What the task requires
Copy out the entries below in full and exactly.

** Begin Source material **

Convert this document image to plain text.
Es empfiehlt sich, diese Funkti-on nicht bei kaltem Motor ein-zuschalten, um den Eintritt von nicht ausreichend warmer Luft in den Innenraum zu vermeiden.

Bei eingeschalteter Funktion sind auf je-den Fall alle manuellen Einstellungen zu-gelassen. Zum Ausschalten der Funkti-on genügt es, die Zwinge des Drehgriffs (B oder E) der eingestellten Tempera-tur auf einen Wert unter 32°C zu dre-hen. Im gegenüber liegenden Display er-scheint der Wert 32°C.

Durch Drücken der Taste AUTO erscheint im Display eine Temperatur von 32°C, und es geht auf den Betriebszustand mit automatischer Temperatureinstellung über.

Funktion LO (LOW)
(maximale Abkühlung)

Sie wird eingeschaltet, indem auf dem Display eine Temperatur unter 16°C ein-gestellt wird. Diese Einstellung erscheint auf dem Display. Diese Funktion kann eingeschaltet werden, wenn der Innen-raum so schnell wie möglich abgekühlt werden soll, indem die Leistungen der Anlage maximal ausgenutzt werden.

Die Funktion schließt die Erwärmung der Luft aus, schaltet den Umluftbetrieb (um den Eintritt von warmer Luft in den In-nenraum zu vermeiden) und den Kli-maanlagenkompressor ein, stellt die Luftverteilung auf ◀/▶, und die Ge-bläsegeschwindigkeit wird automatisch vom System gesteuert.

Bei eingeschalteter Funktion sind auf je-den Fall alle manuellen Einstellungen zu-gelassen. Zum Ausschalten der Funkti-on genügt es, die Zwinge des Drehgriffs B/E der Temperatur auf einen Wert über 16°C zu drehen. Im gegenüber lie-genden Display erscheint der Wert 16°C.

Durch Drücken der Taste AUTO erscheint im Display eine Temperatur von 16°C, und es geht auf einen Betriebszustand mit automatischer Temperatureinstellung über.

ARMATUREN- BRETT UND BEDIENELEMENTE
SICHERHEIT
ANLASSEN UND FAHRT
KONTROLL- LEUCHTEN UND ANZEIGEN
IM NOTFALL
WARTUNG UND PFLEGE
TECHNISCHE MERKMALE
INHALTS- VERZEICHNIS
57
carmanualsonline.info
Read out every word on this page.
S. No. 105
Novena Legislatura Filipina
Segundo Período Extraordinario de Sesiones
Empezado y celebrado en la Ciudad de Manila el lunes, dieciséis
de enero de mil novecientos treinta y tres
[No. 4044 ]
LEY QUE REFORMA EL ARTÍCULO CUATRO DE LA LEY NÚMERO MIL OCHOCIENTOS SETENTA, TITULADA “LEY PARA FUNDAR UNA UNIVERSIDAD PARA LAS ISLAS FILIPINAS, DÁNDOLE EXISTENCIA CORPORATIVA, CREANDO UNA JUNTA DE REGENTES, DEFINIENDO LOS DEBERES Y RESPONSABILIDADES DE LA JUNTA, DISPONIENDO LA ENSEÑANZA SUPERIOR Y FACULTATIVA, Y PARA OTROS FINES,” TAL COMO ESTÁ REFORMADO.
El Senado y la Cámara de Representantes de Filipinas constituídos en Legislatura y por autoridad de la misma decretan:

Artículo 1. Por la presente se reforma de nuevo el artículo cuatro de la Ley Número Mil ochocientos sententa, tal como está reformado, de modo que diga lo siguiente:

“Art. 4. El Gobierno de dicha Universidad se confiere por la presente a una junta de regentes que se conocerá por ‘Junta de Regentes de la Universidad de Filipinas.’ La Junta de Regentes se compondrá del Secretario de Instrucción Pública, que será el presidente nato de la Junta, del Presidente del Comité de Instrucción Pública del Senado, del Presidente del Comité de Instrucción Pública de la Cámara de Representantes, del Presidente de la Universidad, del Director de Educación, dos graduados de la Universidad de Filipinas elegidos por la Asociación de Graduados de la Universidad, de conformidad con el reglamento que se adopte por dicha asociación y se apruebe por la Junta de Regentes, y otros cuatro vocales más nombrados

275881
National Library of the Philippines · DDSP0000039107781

** End Source material **

Solved exercise
Convert this document image to plain text.
Es empfiehlt sich, diese Funkti-on nicht bei kaltem Motor ein-zuschalten, um den Eintritt von nicht ausreichend warmer Luft in den Innenraum zu vermeiden.

Bei eingeschalteter Funktion sind auf je-den Fall alle manuellen Einstellungen zu-gelassen. Zum Ausschalten der Funkti-on genügt es, die Zwinge des Drehgriffs (B oder E) der eingestellten Tempera-tur auf einen Wert unter 32°C zu dre-hen. Im gegenüber liegenden Display er-scheint der Wert 32°C.

Durch Drücken der Taste AUTO erscheint im Display eine Temperatur von 32°C, und es geht auf den Betriebszustand mit automatischer Temperatureinstellung über.

Funktion LO (LOW)
(maximale Abkühlung)

Sie wird eingeschaltet, indem auf dem Display eine Temperatur unter 16°C ein-gestellt wird. Diese Einstellung erscheint auf dem Display. Diese Funktion kann eingeschaltet werden, wenn der Innen-raum so schnell wie möglich abgekühlt werden soll, indem die Leistungen der Anlage maximal ausgenutzt werden.

Die Funktion schließt die Erwärmung der Luft aus, schaltet den Umluftbetrieb (um den Eintritt von warmer Luft in den In-nenraum zu vermeiden) und den Kli-maanlagenkompressor ein, stellt die Luftverteilung auf ◀/▶, und die Ge-bläsegeschwindigkeit wird automatisch vom System gesteuert.

Bei eingeschalteter Funktion sind auf je-den Fall alle manuellen Einstellungen zu-gelassen. Zum Ausschalten der Funkti-on genügt es, die Zwinge des Drehgriffs B/E der Temperatur auf einen Wert über 16°C zu drehen. Im gegenüber lie-genden Display erscheint der Wert 16°C.

Durch Drücken der Taste AUTO erscheint im Display eine Temperatur von 16°C, und es geht auf einen Betriebszustand mit automatischer Temperatureinstellung über.

ARMATUREN- BRETT UND BEDIENELEMENTE
SICHERHEIT
ANLASSEN UND FAHRT
KONTROLL- LEUCHTEN UND ANZEIGEN
IM NOTFALL
WARTUNG UND PFLEGE
TECHNISCHE MERKMALE
INHALTS- VERZEICHNIS
57
carmanualsonline.info
Read out every word on this page.
S. No. 105
Novena Legislatura Filipina
Segundo Período Extraordinario de Sesiones
Empezado y celebrado en la Ciudad de Manila el lunes, dieciséis
de enero de mil novecientos treinta y tres
[No. 4044 ]
LEY QUE REFORMA EL ARTÍCULO CUATRO DE LA LEY NÚMERO MIL OCHOCIENTOS SETENTA, TITULADA “LEY PARA FUNDAR UNA UNIVERSIDAD PARA LAS ISLAS FILIPINAS, DÁNDOLE EXISTENCIA CORPORATIVA, CREANDO UNA JUNTA DE REGENTES, DEFINIENDO LOS DEBERES Y RESPONSABILIDADES DE LA JUNTA, DISPONIENDO LA ENSEÑANZA SUPERIOR Y FACULTATIVA, Y PARA OTROS FINES,” TAL COMO ESTÁ REFORMADO.
El Senado y la Cámara de Representantes de Filipinas constituídos en Legislatura y por autoridad de la misma decretan:

Artículo 1. Por la presente se reforma de nuevo el artículo cuatro de la Ley Número Mil ochocientos sententa, tal como está reformado, de modo que diga lo siguiente:

“Art. 4. El Gobierno de dicha Universidad se confiere por la presente a una junta de regentes que se conocerá por ‘Junta de Regentes de la Universidad de Filipinas.’ La Junta de Regentes se compondrá del Secretario de Instrucción Pública, que será el presidente nato de la Junta, del Presidente del Comité de Instrucción Pública del Senado, del Presidente del Comité de Instrucción Pública de la Cámara de Representantes, del Presidente de la Universidad, del Director de Educación, dos graduados de la Universidad de Filipinas elegidos por la Asociación de Graduados de la Universidad, de conformidad con el reglamento que se adopte por dicha asociación y se apruebe por la Junta de Regentes, y otros cuatro vocales más nombrados

275881
National Library of the Philippines · DDSP0000039107781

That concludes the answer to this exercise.